* RECORD EXCERPTS *
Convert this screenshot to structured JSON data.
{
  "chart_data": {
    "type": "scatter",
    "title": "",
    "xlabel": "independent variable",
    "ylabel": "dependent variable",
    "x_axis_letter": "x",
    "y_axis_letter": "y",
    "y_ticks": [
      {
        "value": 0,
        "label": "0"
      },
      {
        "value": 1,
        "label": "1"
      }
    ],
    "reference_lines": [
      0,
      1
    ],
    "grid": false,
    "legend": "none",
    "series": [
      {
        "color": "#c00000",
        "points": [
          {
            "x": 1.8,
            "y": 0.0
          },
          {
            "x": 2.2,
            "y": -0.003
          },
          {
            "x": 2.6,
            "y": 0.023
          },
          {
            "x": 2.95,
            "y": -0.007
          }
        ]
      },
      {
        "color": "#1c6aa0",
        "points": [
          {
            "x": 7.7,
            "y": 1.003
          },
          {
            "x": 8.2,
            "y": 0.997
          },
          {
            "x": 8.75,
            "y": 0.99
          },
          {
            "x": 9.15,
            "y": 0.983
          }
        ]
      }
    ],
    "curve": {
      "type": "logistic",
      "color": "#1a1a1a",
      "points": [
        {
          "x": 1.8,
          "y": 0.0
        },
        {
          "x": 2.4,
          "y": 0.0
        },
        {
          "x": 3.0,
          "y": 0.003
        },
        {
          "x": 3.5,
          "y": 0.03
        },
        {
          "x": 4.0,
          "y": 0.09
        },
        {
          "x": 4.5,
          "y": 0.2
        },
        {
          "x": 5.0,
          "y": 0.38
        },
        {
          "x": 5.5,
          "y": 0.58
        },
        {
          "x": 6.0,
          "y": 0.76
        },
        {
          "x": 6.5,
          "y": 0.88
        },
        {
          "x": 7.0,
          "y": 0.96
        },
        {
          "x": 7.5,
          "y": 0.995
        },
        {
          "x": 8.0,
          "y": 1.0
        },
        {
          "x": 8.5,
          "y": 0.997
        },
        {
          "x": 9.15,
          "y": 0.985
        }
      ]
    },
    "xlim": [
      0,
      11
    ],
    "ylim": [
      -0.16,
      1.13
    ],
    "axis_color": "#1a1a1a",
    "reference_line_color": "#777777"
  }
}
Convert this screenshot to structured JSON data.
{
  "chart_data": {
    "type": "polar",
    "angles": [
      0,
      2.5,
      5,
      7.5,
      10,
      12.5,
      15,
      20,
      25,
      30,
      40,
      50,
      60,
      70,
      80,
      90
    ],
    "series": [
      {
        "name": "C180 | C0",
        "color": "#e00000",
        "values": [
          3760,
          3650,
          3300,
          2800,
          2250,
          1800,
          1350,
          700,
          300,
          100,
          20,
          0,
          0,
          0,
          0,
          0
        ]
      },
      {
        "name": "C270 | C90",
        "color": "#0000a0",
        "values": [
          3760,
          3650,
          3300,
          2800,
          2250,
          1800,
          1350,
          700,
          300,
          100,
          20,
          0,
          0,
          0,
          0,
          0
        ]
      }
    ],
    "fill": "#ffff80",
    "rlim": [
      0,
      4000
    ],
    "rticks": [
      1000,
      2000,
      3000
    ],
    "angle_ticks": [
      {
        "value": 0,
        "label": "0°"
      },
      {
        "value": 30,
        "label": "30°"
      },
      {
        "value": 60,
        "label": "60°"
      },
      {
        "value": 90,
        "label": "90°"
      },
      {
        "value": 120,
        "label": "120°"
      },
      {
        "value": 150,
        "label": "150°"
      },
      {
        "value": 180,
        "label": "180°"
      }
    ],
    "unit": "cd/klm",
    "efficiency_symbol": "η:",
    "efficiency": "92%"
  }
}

* THE PROBLEM *
The records above should all be quoted exactly, please.

* FINISHED EXERCISE *
Convert this screenshot to structured JSON data.
{
  "chart_data": {
    "type": "scatter",
    "title": "",
    "xlabel": "independent variable",
    "ylabel": "dependent variable",
    "x_axis_letter": "x",
    "y_axis_letter": "y",
    "y_ticks": [
      {
        "value": 0,
        "label": "0"
      },
      {
        "value": 1,
        "label": "1"
      }
    ],
    "reference_lines": [
      0,
      1
    ],
    "grid": false,
    "legend": "none",
    "series": [
      {
        "color": "#c00000",
        "points": [
          {
            "x": 1.8,
            "y": 0.0
          },
          {
            "x": 2.2,
            "y": -0.003
          },
          {
            "x": 2.6,
            "y": 0.023
          },
          {
            "x": 2.95,
            "y": -0.007
          }
        ]
      },
      {
        "color": "#1c6aa0",
        "points": [
          {
            "x": 7.7,
            "y": 1.003
          },
          {
            "x": 8.2,
            "y": 0.997
          },
          {
            "x": 8.75,
            "y": 0.99
          },
          {
            "x": 9.15,
            "y": 0.983
          }
        ]
      }
    ],
    "curve": {
      "type": "logistic",
      "color": "#1a1a1a",
      "points": [
        {
          "x": 1.8,
          "y": 0.0
        },
        {
          "x": 2.4,
          "y": 0.0
        },
        {
          "x": 3.0,
          "y": 0.003
        },
        {
          "x": 3.5,
          "y": 0.03
        },
        {
          "x": 4.0,
          "y": 0.09
        },
        {
          "x": 4.5,
          "y": 0.2
        },
        {
          "x": 5.0,
          "y": 0.38
        },
        {
          "x": 5.5,
          "y": 0.58
        },
        {
          "x": 6.0,
          "y": 0.76
        },
        {
          "x": 6.5,
          "y": 0.88
        },
        {
          "x": 7.0,
          "y": 0.96
        },
        {
          "x": 7.5,
          "y": 0.995
        },
        {
          "x": 8.0,
          "y": 1.0
        },
        {
          "x": 8.5,
          "y": 0.997
        },
        {
          "x": 9.15,
          "y": 0.985
        }
      ]
    },
    "xlim": [
      0,
      11
    ],
    "ylim": [
      -0.16,
      1.13
    ],
    "axis_color": "#1a1a1a",
    "reference_line_color": "#777777"
  }
}
Convert this screenshot to structured JSON data.
{
  "chart_data": {
    "type": "polar",
    "angles": [
      0,
      2.5,
      5,
      7.5,
      10,
      12.5,
      15,
      20,
      25,
      30,
      40,
      50,
      60,
      70,
      80,
      90
    ],
    "series": [
      {
        "name": "C180 | C0",
        "color": "#e00000",
        "values": [
          3760,
          3650,
          3300,
          2800,
          2250,
          1800,
          1350,
          700,
          300,
          100,
          20,
          0,
          0,
          0,
          0,
          0
        ]
      },
      {
        "name": "C270 | C90",
        "color": "#0000a0",
        "values": [
          3760,
          3650,
          3300,
          2800,
          2250,
          1800,
          1350,
          700,
          300,
          100,
          20,
          0,
          0,
          0,
          0,
          0
        ]
      }
    ],
    "fill": "#ffff80",
    "rlim": [
      0,
      4000
    ],
    "rticks": [
      1000,
      2000,
      3000
    ],
    "angle_ticks": [
      {
        "value": 0,
        "label": "0°"
      },
      {
        "value": 30,
        "label": "30°"
      },
      {
        "value": 60,
        "label": "60°"
      },
      {
        "value": 90,
        "label": "90°"
      },
      {
        "value": 120,
        "label": "120°"
      },
      {
        "value": 150,
        "label": "150°"
      },
      {
        "value": 180,
        "label": "180°"
      }
    ],
    "unit": "cd/klm",
    "efficiency_symbol": "η:",
    "efficiency": "92%"
  }
}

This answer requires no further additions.